## ITEMS
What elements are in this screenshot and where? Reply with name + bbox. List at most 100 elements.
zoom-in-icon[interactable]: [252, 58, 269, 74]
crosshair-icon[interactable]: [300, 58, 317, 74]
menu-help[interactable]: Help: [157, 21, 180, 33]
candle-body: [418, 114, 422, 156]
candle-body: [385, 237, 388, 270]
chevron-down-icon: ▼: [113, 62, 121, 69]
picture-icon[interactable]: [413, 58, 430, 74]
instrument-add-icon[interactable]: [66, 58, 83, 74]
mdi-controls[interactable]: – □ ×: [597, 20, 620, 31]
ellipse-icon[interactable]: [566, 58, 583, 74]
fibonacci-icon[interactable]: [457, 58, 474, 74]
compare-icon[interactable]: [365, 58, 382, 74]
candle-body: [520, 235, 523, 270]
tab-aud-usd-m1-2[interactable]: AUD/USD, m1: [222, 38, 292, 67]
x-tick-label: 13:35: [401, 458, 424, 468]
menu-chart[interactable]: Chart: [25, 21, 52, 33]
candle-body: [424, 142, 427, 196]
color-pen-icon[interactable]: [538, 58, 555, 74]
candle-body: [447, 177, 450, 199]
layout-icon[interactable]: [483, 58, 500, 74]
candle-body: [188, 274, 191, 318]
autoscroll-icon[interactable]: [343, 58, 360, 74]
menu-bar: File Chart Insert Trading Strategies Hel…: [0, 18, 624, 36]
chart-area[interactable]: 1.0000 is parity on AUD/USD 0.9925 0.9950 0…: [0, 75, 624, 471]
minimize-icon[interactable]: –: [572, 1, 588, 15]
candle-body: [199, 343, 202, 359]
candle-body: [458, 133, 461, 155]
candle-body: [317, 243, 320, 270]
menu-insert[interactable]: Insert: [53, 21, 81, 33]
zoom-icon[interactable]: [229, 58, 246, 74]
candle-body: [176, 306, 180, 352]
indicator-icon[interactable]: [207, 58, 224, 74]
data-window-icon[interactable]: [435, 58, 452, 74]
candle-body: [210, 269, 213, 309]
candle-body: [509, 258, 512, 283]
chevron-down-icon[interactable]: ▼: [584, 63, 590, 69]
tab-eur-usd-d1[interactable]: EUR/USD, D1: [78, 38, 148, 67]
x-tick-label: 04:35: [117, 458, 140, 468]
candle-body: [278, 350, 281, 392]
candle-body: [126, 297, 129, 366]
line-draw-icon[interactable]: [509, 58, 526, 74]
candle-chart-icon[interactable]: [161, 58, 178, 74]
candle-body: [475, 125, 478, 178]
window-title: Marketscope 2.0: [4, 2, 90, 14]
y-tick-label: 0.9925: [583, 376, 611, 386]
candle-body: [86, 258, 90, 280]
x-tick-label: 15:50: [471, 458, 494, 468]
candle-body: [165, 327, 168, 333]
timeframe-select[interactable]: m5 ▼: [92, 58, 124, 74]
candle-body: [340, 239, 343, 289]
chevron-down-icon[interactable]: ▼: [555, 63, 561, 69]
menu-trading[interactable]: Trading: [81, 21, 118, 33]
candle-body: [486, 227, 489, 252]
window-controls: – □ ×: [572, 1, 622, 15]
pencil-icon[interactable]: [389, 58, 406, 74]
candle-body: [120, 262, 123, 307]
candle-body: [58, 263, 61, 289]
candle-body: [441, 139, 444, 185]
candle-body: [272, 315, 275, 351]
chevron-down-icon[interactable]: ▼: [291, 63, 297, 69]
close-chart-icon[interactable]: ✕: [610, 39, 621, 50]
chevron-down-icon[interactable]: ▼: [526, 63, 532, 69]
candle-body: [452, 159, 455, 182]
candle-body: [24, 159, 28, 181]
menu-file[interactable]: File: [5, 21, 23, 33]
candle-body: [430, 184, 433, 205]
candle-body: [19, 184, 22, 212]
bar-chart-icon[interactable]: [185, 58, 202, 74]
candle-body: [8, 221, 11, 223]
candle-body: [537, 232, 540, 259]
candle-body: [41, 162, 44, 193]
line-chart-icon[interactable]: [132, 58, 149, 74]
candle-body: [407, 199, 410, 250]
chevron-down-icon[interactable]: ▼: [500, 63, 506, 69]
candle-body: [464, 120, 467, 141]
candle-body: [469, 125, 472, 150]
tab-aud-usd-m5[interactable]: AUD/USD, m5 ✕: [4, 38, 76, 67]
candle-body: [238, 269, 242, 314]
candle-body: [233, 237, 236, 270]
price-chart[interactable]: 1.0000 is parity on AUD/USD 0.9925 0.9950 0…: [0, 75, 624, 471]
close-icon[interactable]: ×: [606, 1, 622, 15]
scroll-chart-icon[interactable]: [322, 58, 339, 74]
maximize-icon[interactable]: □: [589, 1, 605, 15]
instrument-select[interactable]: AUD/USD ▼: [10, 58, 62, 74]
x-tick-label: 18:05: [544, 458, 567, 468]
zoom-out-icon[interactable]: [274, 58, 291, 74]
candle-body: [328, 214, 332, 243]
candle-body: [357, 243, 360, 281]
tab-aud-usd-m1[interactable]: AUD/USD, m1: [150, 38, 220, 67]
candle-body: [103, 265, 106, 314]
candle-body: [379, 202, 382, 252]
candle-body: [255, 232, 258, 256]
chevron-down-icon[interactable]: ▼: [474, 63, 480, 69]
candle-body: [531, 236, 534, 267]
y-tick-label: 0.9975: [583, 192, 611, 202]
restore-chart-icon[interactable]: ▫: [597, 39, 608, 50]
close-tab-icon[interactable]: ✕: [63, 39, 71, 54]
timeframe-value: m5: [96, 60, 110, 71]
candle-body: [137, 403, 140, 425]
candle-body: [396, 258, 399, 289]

## STATED PROBLEM
Reproduce every line of the records above verbatim, with no changes.

## TASK RESPONSE
What elements are in this screenshot and where? Reply with name + bbox. List at most 100 elements.
zoom-in-icon[interactable]: [252, 58, 269, 74]
crosshair-icon[interactable]: [300, 58, 317, 74]
menu-help[interactable]: Help: [157, 21, 180, 33]
candle-body: [418, 114, 422, 156]
candle-body: [385, 237, 388, 270]
chevron-down-icon: ▼: [113, 62, 121, 69]
picture-icon[interactable]: [413, 58, 430, 74]
instrument-add-icon[interactable]: [66, 58, 83, 74]
mdi-controls[interactable]: – □ ×: [597, 20, 620, 31]
ellipse-icon[interactable]: [566, 58, 583, 74]
fibonacci-icon[interactable]: [457, 58, 474, 74]
compare-icon[interactable]: [365, 58, 382, 74]
candle-body: [520, 235, 523, 270]
tab-aud-usd-m1-2[interactable]: AUD/USD, m1: [222, 38, 292, 67]
x-tick-label: 13:35: [401, 458, 424, 468]
menu-chart[interactable]: Chart: [25, 21, 52, 33]
candle-body: [424, 142, 427, 196]
color-pen-icon[interactable]: [538, 58, 555, 74]
candle-body: [447, 177, 450, 199]
layout-icon[interactable]: [483, 58, 500, 74]
candle-body: [188, 274, 191, 318]
autoscroll-icon[interactable]: [343, 58, 360, 74]
menu-bar: File Chart Insert Trading Strategies Hel…: [0, 18, 624, 36]
chart-area[interactable]: 1.0000 is parity on AUD/USD 0.9925 0.9950 0…: [0, 75, 624, 471]
minimize-icon[interactable]: –: [572, 1, 588, 15]
candle-body: [199, 343, 202, 359]
candle-body: [458, 133, 461, 155]
candle-body: [317, 243, 320, 270]
menu-insert[interactable]: Insert: [53, 21, 81, 33]
zoom-icon[interactable]: [229, 58, 246, 74]
candle-body: [176, 306, 180, 352]
indicator-icon[interactable]: [207, 58, 224, 74]
data-window-icon[interactable]: [435, 58, 452, 74]
candle-body: [210, 269, 213, 309]
candle-body: [509, 258, 512, 283]
chevron-down-icon[interactable]: ▼: [584, 63, 590, 69]
tab-eur-usd-d1[interactable]: EUR/USD, D1: [78, 38, 148, 67]
x-tick-label: 04:35: [117, 458, 140, 468]
candle-body: [278, 350, 281, 392]
candle-body: [126, 297, 129, 366]
line-draw-icon[interactable]: [509, 58, 526, 74]
candle-chart-icon[interactable]: [161, 58, 178, 74]
candle-body: [475, 125, 478, 178]
window-title: Marketscope 2.0: [4, 2, 90, 14]
y-tick-label: 0.9925: [583, 376, 611, 386]
candle-body: [86, 258, 90, 280]
x-tick-label: 15:50: [471, 458, 494, 468]
candle-body: [165, 327, 168, 333]
timeframe-select[interactable]: m5 ▼: [92, 58, 124, 74]
candle-body: [340, 239, 343, 289]
chevron-down-icon[interactable]: ▼: [555, 63, 561, 69]
menu-trading[interactable]: Trading: [81, 21, 118, 33]
candle-body: [486, 227, 489, 252]
window-controls: – □ ×: [572, 1, 622, 15]
pencil-icon[interactable]: [389, 58, 406, 74]
candle-body: [120, 262, 123, 307]
candle-body: [58, 263, 61, 289]
candle-body: [441, 139, 444, 185]
candle-body: [272, 315, 275, 351]
chevron-down-icon[interactable]: ▼: [291, 63, 297, 69]
close-chart-icon[interactable]: ✕: [610, 39, 621, 50]
chevron-down-icon[interactable]: ▼: [526, 63, 532, 69]
candle-body: [452, 159, 455, 182]
candle-body: [24, 159, 28, 181]
menu-file[interactable]: File: [5, 21, 23, 33]
candle-body: [430, 184, 433, 205]
candle-body: [19, 184, 22, 212]
bar-chart-icon[interactable]: [185, 58, 202, 74]
candle-body: [8, 221, 11, 223]
candle-body: [537, 232, 540, 259]
candle-body: [41, 162, 44, 193]
line-chart-icon[interactable]: [132, 58, 149, 74]
candle-body: [407, 199, 410, 250]
chevron-down-icon[interactable]: ▼: [500, 63, 506, 69]
candle-body: [464, 120, 467, 141]
candle-body: [469, 125, 472, 150]
tab-aud-usd-m5[interactable]: AUD/USD, m5 ✕: [4, 38, 76, 67]
candle-body: [238, 269, 242, 314]
candle-body: [233, 237, 236, 270]
price-chart[interactable]: 1.0000 is parity on AUD/USD 0.9925 0.9950 0…: [0, 75, 624, 471]
close-icon[interactable]: ×: [606, 1, 622, 15]
scroll-chart-icon[interactable]: [322, 58, 339, 74]
maximize-icon[interactable]: □: [589, 1, 605, 15]
instrument-select[interactable]: AUD/USD ▼: [10, 58, 62, 74]
x-tick-label: 18:05: [544, 458, 567, 468]
zoom-out-icon[interactable]: [274, 58, 291, 74]
candle-body: [328, 214, 332, 243]
candle-body: [357, 243, 360, 281]
tab-aud-usd-m1[interactable]: AUD/USD, m1: [150, 38, 220, 67]
candle-body: [103, 265, 106, 314]
candle-body: [379, 202, 382, 252]
candle-body: [255, 232, 258, 256]
chevron-down-icon[interactable]: ▼: [474, 63, 480, 69]
candle-body: [531, 236, 534, 267]
y-tick-label: 0.9975: [583, 192, 611, 202]
restore-chart-icon[interactable]: ▫: [597, 39, 608, 50]
close-tab-icon[interactable]: ✕: [63, 39, 71, 54]
timeframe-value: m5: [96, 60, 110, 71]
candle-body: [137, 403, 140, 425]
candle-body: [396, 258, 399, 289]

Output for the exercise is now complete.